= Exercise task =
Transcribe the passage of the election commentary starting at "But no. They" and ending at "worries were well-founded.".

= Selected text =
In the end, Barack Obama won, and the election was decided by the turnout among women and minorities. The Republicans had gone after Marty McFly's Delorean time machine. They wanted to return to a place and time where white men ruled. Did all Republicans want this? No. Some were aghast by the actions against a woman's right to choose, against the idea that rape is sex, horrified that anyone would suggest conception via rape could not happen because the female body would shut down and prevent it.
Nate Silver and PPP had the election called right because they didn't think the high Democratic turnout levels in 2008 were an anomaly. Fox & friends freaked out when they realized the results weren't going as they expected, that the science behind the polls were accurate and not skewed toward Democrats. It disconcerted me to watch them and realize they believed what they were saying. If they believed themselves to be right about the polls so strongly, as Romney insiders also confessed that they did, do they also sincerely believe that about climate change, austerity measures, small government, less taxes for the wealthy, and defense spending?
See, I thought many Republican leaders were being cynical, saying whatever was needed to be said to persuade voters. I didn't think they were actually ignoring empirical evidence, or that they believe their flawed numbers and specious reasoning.
But no. They seemed to believe what they were saying.
Which takes me to post election reactions. There were stories of fear after the election. On the left's side, people were thankful. Some cited worry that the US would return to Bush's economic policy and practice under a Romney presidency. Others worried about women's rights, union rights, and minority rights and the effect of a Romney presidency on the US social net.
There are good reasons for these fears. We saw the Bush economic free market and less taxes for the rich policy did to our budget surplus and national deficit. We watched bubbles burst, markets crash, and industries and jobs plummet. We've witnessed continual efforts to turn back the clock on minority, union, and women's rights through different bills proposed as well as speeches. Those worries were well-founded.
But on the right, I read that Barack Obama is a Muslim. He is a Socialist. He wasn't born in the United States. He is a dictator. That he wants to take everyone's guns away. I read that the election results were a result of Barack Obama's manipulation of the media and that he scared Republican voters away. I read that he was elected because the entitlement state was afraid that if Mitt got in there, the free ride would end.

= Provided material =
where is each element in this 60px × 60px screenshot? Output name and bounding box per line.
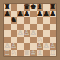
black-pawn-a7[interactable]: ♟ (4, 11, 10, 17)
white-pawn-a2[interactable]: ♙ (4, 43, 10, 49)
white-pawn-h2[interactable]: ♙ (50, 43, 56, 49)
square-f7[interactable]: ♟ (37, 11, 44, 18)
square-h1[interactable]: ♖ (50, 50, 57, 57)
black-bishop-f8[interactable]: ♝ (37, 4, 43, 10)
square-c7[interactable]: ♟ (17, 11, 24, 18)
square-c4[interactable]: ♙ (17, 30, 24, 37)
black-king-e8[interactable]: ♚ (30, 4, 36, 10)
white-pawn-b2[interactable]: ♙ (11, 43, 17, 49)
black-pawn-h7[interactable]: ♟ (50, 11, 56, 17)
square-g2[interactable]: ♙ (43, 43, 50, 50)
square-g7[interactable]: ♟ (43, 11, 50, 18)
square-b1[interactable]: ♘ (11, 50, 18, 57)
square-a7[interactable]: ♟ (4, 11, 11, 18)
white-queen-d1[interactable]: ♕ (24, 50, 30, 56)
white-pawn-c4[interactable]: ♙ (17, 30, 23, 36)
square-a1[interactable]: ♖ (4, 50, 11, 57)
white-pawn-d4[interactable]: ♙ (24, 30, 30, 36)
square-b6[interactable]: ♞ (11, 17, 18, 24)
white-rook-a1[interactable]: ♖ (4, 50, 10, 56)
square-f1[interactable]: ♗ (37, 50, 44, 57)
black-knight-b6[interactable]: ♞ (11, 17, 17, 23)
black-pawn-c7[interactable]: ♟ (17, 11, 23, 17)
square-d7[interactable]: ♟ (24, 11, 31, 18)
chess-board[interactable]: ♜♛♚♝♜♟♟♟♟♟♟♞♙♙♙♘♙♙♙♙♙♖♘♕♔♗♖ (4, 4, 56, 56)
black-pawn-f7[interactable]: ♟ (37, 11, 43, 17)
square-e8[interactable]: ♚ (30, 4, 37, 11)
board-frame: ♜♛♚♝♜♟♟♟♟♟♟♞♙♙♙♘♙♙♙♙♙♖♘♕♔♗♖ (0, 0, 60, 60)
square-e1[interactable]: ♔ (30, 50, 37, 57)
white-pawn-f2[interactable]: ♙ (37, 43, 43, 49)
white-pawn-e4[interactable]: ♙ (30, 30, 36, 36)
black-pawn-d7[interactable]: ♟ (24, 11, 30, 17)
white-knight-f3[interactable]: ♘ (37, 37, 43, 43)
black-rook-a8[interactable]: ♜ (4, 4, 10, 10)
white-pawn-g2[interactable]: ♙ (43, 43, 49, 49)
white-knight-b1[interactable]: ♘ (11, 50, 17, 56)
black-pawn-g7[interactable]: ♟ (43, 11, 49, 17)
white-king-e1[interactable]: ♔ (30, 50, 36, 56)
black-rook-h8[interactable]: ♜ (50, 4, 56, 10)
square-d4[interactable]: ♙ (24, 30, 31, 37)
square-d1[interactable]: ♕ (24, 50, 31, 57)
square-e4[interactable]: ♙ (30, 30, 37, 37)
white-rook-h1[interactable]: ♖ (50, 50, 56, 56)
black-queen-d8[interactable]: ♛ (24, 4, 30, 10)
white-bishop-f1[interactable]: ♗ (37, 50, 43, 56)
square-h7[interactable]: ♟ (50, 11, 57, 18)
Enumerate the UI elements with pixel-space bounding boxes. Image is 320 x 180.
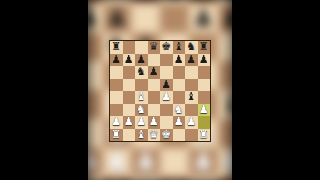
square-g8[interactable]: ♞ [185,41,198,54]
bg-square-e2 [160,148,189,177]
piece-black-knight-g8[interactable]: ♞ [186,41,196,52]
piece-white-rook-h1[interactable]: ♜ [199,129,209,140]
bg-square-f2: ♟ [189,148,218,177]
square-g2[interactable]: ♟ [185,116,198,129]
piece-white-pawn-c2[interactable]: ♟ [136,116,146,127]
piece-black-queen-d8[interactable]: ♛ [149,41,159,52]
video-strip[interactable]: ♜♛♚♝♞♜♟♟♟♟♟♟♞♟♟♝♟♝♞♞♟♟♟♟♟♟♟♜♝♛♚♜ ♜♛♚♝♞♜♟… [88,0,232,180]
piece-white-pawn: ♟ [221,148,232,173]
piece-black-pawn: ♟ [88,5,99,30]
bg-square-b5 [88,61,103,90]
square-b2[interactable]: ♟ [123,116,136,129]
square-d6[interactable]: ♟ [148,66,161,79]
bg-square-b7: ♟ [88,4,103,33]
piece-black-pawn: ♟ [106,5,128,30]
square-e4[interactable]: ♟ [160,91,173,104]
square-d7[interactable] [148,54,161,67]
square-f7[interactable]: ♟ [173,54,186,67]
square-a2[interactable]: ♟ [110,116,123,129]
square-d4[interactable] [148,91,161,104]
square-f8[interactable]: ♝ [173,41,186,54]
piece-black-pawn-d6[interactable]: ♟ [149,66,159,77]
bg-square-g3 [218,119,233,148]
square-g4[interactable]: ♝ [185,91,198,104]
piece-black-pawn-e5[interactable]: ♟ [161,79,171,90]
square-e2[interactable] [160,116,173,129]
piece-white-rook-a1[interactable]: ♜ [111,129,121,140]
square-h1[interactable]: ♜ [198,129,211,142]
piece-white-pawn-e4[interactable]: ♟ [161,91,171,102]
square-b6[interactable] [123,66,136,79]
square-g6[interactable] [185,66,198,79]
square-c8[interactable] [135,41,148,54]
piece-black-bishop-f8[interactable]: ♝ [174,41,184,52]
square-g3[interactable] [185,104,198,117]
bg-square-d2: ♟ [131,148,160,177]
bg-square-g7: ♟ [218,4,233,33]
piece-white-pawn: ♟ [88,148,99,173]
square-a7[interactable]: ♟ [110,54,123,67]
square-c2[interactable]: ♟ [135,116,148,129]
chess-board: ♜♛♚♝♞♜♟♟♟♟♟♟♞♟♟♝♟♝♞♞♟♟♟♟♟♟♟♜♝♛♚♜ [109,40,211,142]
piece-white-pawn-b2[interactable]: ♟ [124,116,134,127]
square-b7[interactable]: ♟ [123,54,136,67]
square-e5[interactable]: ♟ [160,79,173,92]
square-h7[interactable]: ♟ [198,54,211,67]
square-d1[interactable]: ♛ [148,129,161,142]
bg-square-c2: ♟ [103,148,132,177]
piece-black-pawn-a7[interactable]: ♟ [111,54,121,65]
piece-white-bishop-c4[interactable]: ♝ [136,91,146,102]
bg-square-b6 [88,33,103,62]
square-b1[interactable] [123,129,136,142]
piece-black-queen: ♛ [134,0,156,1]
piece-white-pawn: ♟ [106,148,128,173]
square-d2[interactable]: ♟ [148,116,161,129]
piece-white-bishop-c1[interactable]: ♝ [136,129,146,140]
piece-black-rook-a8[interactable]: ♜ [111,41,121,52]
bg-square-b4 [88,90,103,119]
square-h3[interactable]: ♟ [198,104,211,117]
piece-black-pawn-h7[interactable]: ♟ [199,54,209,65]
square-h5[interactable] [198,79,211,92]
square-g5[interactable] [185,79,198,92]
square-d3[interactable] [148,104,161,117]
square-h2[interactable] [198,116,211,129]
bg-square-c7: ♟ [103,4,132,33]
square-h6[interactable] [198,66,211,79]
piece-white-pawn-f2[interactable]: ♟ [174,116,184,127]
bg-square-b2: ♟ [88,148,103,177]
square-f4[interactable] [173,91,186,104]
piece-white-pawn-d2[interactable]: ♟ [149,116,159,127]
square-c4[interactable]: ♝ [135,91,148,104]
piece-white-king-e1[interactable]: ♚ [161,129,171,140]
piece-white-queen-d1[interactable]: ♛ [149,129,159,140]
bg-square-g2: ♟ [218,148,233,177]
square-f3[interactable]: ♞ [173,104,186,117]
piece-black-pawn-f7[interactable]: ♟ [174,54,184,65]
square-c7[interactable]: ♟ [135,54,148,67]
bg-square-d1: ♛ [131,176,160,180]
square-c5[interactable] [135,79,148,92]
square-c6[interactable]: ♞ [135,66,148,79]
piece-white-knight-c3[interactable]: ♞ [136,104,146,115]
piece-black-pawn-g7[interactable]: ♟ [186,54,196,65]
bg-square-g6 [218,33,233,62]
square-e1[interactable]: ♚ [160,129,173,142]
square-g7[interactable]: ♟ [185,54,198,67]
piece-white-pawn-h3[interactable]: ♟ [199,104,209,115]
piece-black-bishop: ♝ [192,0,214,1]
square-g1[interactable] [185,129,198,142]
square-c3[interactable]: ♞ [135,104,148,117]
bg-square-b1 [88,176,103,180]
square-h4[interactable] [198,91,211,104]
piece-black-king-e8[interactable]: ♚ [161,41,171,52]
square-e6[interactable] [160,66,173,79]
bg-square-f1 [189,176,218,180]
square-c1[interactable]: ♝ [135,129,148,142]
square-b8[interactable] [123,41,136,54]
square-a5[interactable] [110,79,123,92]
piece-black-bishop: ♝ [221,91,232,116]
bg-square-d7 [131,4,160,33]
letterbox-right [232,0,320,180]
bg-square-e7 [160,4,189,33]
square-b5[interactable] [123,79,136,92]
square-b4[interactable] [123,91,136,104]
piece-black-pawn: ♟ [221,5,232,30]
piece-white-pawn: ♟ [134,148,156,173]
square-a6[interactable] [110,66,123,79]
square-a3[interactable] [110,104,123,117]
square-a4[interactable] [110,91,123,104]
square-f5[interactable] [173,79,186,92]
piece-white-pawn-a2[interactable]: ♟ [111,116,121,127]
piece-white-king: ♚ [163,177,185,180]
piece-white-queen: ♛ [134,177,156,180]
square-h8[interactable]: ♜ [198,41,211,54]
square-e8[interactable]: ♚ [160,41,173,54]
square-e3[interactable] [160,104,173,117]
piece-black-pawn-c7[interactable]: ♟ [136,54,146,65]
piece-black-rook-h8[interactable]: ♜ [199,41,209,52]
piece-black-pawn: ♟ [192,5,214,30]
piece-black-pawn-b7[interactable]: ♟ [124,54,134,65]
square-f2[interactable]: ♟ [173,116,186,129]
square-f6[interactable] [173,66,186,79]
bg-square-b3 [88,119,103,148]
square-d5[interactable] [148,79,161,92]
bg-square-c1: ♝ [103,176,132,180]
bg-square-g1 [218,176,233,180]
square-e7[interactable] [160,54,173,67]
bg-square-g4: ♝ [218,90,233,119]
piece-white-knight-f3[interactable]: ♞ [174,104,184,115]
square-d8[interactable]: ♛ [148,41,161,54]
piece-black-knight: ♞ [221,0,232,1]
video-frame: ♜♛♚♝♞♜♟♟♟♟♟♟♞♟♟♝♟♝♞♞♟♟♟♟♟♟♟♜♝♛♚♜ ♜♛♚♝♞♜♟… [0,0,320,180]
letterbox-left [0,0,88,180]
square-a1[interactable]: ♜ [110,129,123,142]
piece-black-king: ♚ [163,0,185,1]
piece-white-pawn: ♟ [192,148,214,173]
piece-black-knight-c6[interactable]: ♞ [136,66,146,77]
bg-square-f7: ♟ [189,4,218,33]
bg-square-e1: ♚ [160,176,189,180]
square-b3[interactable] [123,104,136,117]
piece-black-bishop-g4[interactable]: ♝ [186,91,196,102]
piece-white-bishop: ♝ [106,177,128,180]
square-f1[interactable] [173,129,186,142]
square-a8[interactable]: ♜ [110,41,123,54]
bg-square-g5 [218,61,233,90]
piece-white-pawn-g2[interactable]: ♟ [186,116,196,127]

= The output =
But no. They seemed to believe what they were saying.
Which takes me to post election reactions. There were stories of fear after the election. On the left's side, people were thankful. Some cited worry that the US would return to Bush's economic policy and practice under a Romney presidency. Others worried about women's rights, union rights, and minority rights and the effect of a Romney presidency on the US social net.
There are good reasons for these fears. We saw the Bush economic free market and less taxes for the rich policy did to our budget surplus and national deficit. We watched bubbles burst, markets crash, and industries and jobs plummet. We've witnessed continual efforts to turn back the clock on minority, union, and women's rights through different bills proposed as well as speeches. Those worries were well-founded.